> **Trecho selecionado**
···
Se você é um investidor ou acompanha o mercado financeiro de perto, já deve estar cansado de ouvir sobre Fundos Imobiliários (FIIS). Mas, afinal, todo fundo imobiliário é igual? Por que esse “patinho feio” dos ativos financeiros virou o jogo e hoje é a grande vedete do mercado?

Bom, vamos começar dividindo os fundos imobiliários em: Fundos de tijolos, Fundos de desenvolvimento e Fundos de papéis.

Fundos de tijolos são aqueles que o gestor compra ativos imobiliários (galpões logísticos, industriais, imóveis residenciais e comerciais, terrenos). Fundos de desenvolvimento são aqueles que usam os recursos dos cotistas para desenvolver um empreendimento, seja residencial, comercial ou industrial.

FIIS

Fundos Imobiliários

Por fim, o Fundo de papeis são aqueles que compram CRI´s (Certificado de Recebíveis Imobiliário).

Há também os fundos que compram cotas de outros fundos imobiliários. Esses, especificamente, são para aqueles investidores que não tem muito tempo para escolher qual fundo é mais adequado ao risco dele, ou então quando o valor de investimento é muito baixo e a diversificação fica inadequada. Nesse caso o gestor faz todo esse serviço de diversificação dentro de outro fundo.

Em todos os casos, uma das principais regras para um fundo se adequar a modalidade “imobiliário” é de distribuir 95% do que foi arrecadado com aluguéis ou recebíveis a cada 6 meses. Existem fundos que cumprem essa regra na risca (a cada 6 meses fazem essa distribuição) e fundos que distribuem até mesmo uma vez por mês.

Esse dividendo entra diretamente na conta do cotista e é isento de dividendos (para caso do fundo estar listado na B3, ter mais de 50 cotistas e um determinado cotista não ser proprietário de mais que 10% do fundo em questão)

Para escolher qual fundo investir, vale a pena estudar os ativos adquiridos por ele bem como seus contratos. E por que os contratos são tão importantes?
···
> **Extratos de dados**
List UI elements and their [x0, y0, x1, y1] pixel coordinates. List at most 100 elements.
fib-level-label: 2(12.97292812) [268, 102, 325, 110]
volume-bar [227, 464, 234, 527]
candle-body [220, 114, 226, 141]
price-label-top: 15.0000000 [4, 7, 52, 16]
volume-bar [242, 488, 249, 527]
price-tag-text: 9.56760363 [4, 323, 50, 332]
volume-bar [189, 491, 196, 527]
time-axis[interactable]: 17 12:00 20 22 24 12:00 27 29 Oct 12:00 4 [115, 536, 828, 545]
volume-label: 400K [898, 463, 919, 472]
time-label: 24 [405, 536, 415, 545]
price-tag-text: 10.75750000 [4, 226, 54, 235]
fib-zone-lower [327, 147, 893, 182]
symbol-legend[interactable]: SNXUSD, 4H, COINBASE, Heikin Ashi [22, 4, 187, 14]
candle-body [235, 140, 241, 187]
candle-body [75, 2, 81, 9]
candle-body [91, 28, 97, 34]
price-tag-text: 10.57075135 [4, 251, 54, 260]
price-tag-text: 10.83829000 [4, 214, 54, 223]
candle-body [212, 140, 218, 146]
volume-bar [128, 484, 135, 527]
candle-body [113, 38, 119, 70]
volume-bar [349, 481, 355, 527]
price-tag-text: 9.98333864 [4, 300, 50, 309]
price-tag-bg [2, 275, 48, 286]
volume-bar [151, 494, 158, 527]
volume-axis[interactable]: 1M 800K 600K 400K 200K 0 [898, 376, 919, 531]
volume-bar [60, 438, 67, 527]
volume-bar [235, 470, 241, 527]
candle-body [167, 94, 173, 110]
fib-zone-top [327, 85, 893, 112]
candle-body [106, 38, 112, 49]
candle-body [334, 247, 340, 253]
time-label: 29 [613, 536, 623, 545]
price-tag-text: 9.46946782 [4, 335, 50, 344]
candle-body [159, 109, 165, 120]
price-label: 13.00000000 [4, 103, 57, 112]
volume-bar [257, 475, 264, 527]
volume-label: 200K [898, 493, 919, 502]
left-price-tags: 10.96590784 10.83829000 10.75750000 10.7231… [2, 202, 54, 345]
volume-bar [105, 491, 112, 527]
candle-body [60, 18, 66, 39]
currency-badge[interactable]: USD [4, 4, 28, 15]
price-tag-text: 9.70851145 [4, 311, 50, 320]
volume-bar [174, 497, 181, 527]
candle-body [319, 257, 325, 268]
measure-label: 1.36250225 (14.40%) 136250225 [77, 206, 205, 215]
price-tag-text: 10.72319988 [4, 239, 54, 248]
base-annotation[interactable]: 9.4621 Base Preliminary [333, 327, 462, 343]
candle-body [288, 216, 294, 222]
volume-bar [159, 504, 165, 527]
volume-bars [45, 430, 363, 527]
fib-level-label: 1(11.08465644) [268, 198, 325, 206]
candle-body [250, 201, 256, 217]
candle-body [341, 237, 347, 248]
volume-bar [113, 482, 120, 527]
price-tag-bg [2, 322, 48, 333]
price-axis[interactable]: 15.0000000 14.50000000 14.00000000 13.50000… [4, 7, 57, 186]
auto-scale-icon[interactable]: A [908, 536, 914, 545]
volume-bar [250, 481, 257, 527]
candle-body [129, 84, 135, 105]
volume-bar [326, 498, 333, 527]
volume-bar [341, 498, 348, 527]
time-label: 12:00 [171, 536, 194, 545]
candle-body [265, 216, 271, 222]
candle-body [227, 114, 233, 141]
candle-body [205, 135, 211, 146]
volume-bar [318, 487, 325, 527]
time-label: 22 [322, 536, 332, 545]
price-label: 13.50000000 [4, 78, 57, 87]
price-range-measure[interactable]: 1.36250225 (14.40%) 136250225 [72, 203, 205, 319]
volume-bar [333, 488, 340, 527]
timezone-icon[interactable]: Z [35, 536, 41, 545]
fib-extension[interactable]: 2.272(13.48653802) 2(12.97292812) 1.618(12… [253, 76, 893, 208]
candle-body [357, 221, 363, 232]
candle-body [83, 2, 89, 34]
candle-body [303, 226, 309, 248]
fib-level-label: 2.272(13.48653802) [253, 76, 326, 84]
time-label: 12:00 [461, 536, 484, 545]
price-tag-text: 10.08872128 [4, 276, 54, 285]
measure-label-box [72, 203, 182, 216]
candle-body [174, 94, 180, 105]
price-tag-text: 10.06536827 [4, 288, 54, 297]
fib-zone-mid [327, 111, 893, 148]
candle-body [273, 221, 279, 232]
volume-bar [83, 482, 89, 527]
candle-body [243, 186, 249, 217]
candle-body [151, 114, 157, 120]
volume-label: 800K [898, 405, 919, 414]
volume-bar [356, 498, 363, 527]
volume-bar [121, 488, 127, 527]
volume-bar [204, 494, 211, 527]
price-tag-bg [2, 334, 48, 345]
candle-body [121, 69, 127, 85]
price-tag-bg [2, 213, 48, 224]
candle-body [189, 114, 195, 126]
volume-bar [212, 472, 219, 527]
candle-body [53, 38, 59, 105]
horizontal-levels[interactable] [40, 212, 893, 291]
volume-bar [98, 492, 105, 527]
···
> **Exercícios propostos**
1 > Transcreva fielmente o trecho sobre fundos imobiliários, começando em "Se você é um" e prosseguindo até "comercial ou industrial.".
2 > De acordo com o trecho sobre fundos imobiliários, que percentual do que foi arrecadado com aluguéis ou recebíveis um fundo deve distribuir para se adequar à modalidade "imobiliário", e com que periodicidade?

> **Respostas por item**
1 >
Se você é um investidor ou acompanha o mercado financeiro de perto, já deve estar cansado de ouvir sobre Fundos Imobiliários (FIIS). Mas, afinal, todo fundo imobiliário é igual? Por que esse “patinho feio” dos ativos financeiros virou o jogo e hoje é a grande vedete do mercado?

Bom, vamos começar dividindo os fundos imobiliários em: Fundos de tijolos, Fundos de desenvolvimento e Fundos de papéis.

Fundos de tijolos são aqueles que o gestor compra ativos imobiliários (galpões logísticos, industriais, imóveis residenciais e comerciais, terrenos). Fundos de desenvolvimento são aqueles que usam os recursos dos cotistas para desenvolver um empreendimento, seja residencial, comercial ou industrial.

2 > 95%, a cada 6 meses.